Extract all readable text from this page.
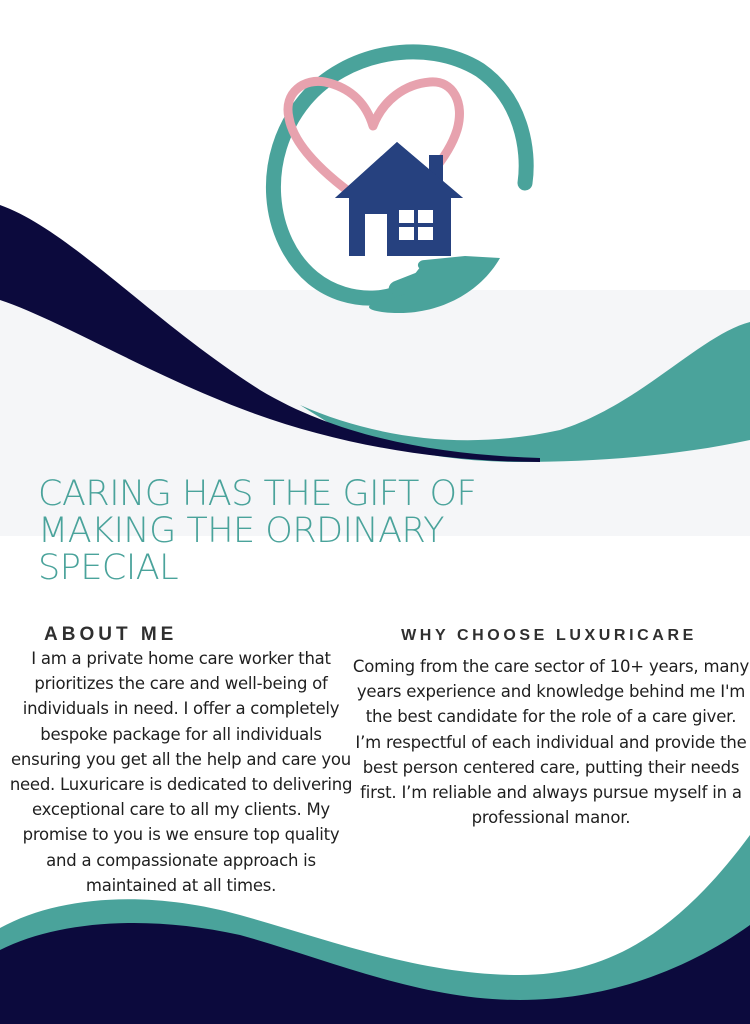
CARING HAS THE GIFT OF MAKING THE ORDINARY SPECIAL
ABOUT ME

I am a private home care worker that prioritizes the care and well-being of individuals in need. I offer a completely bespoke package for all individuals ensuring you get all the help and care you need. Luxuricare is dedicated to delivering exceptional care to all my clients. My promise to you is we ensure top quality and a compassionate approach is maintained at all times.

WHY CHOOSE LUXURICARE

Coming from the care sector of 10+ years, many years experience and knowledge behind me I'm the best candidate for the role of a care giver. I’m respectful of each individual and provide the best person centered care, putting their needs first. I’m reliable and always pursue myself in a professional manor.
★ ★ ★
Your answer should be a single number: the count of lines holding the word "from".

2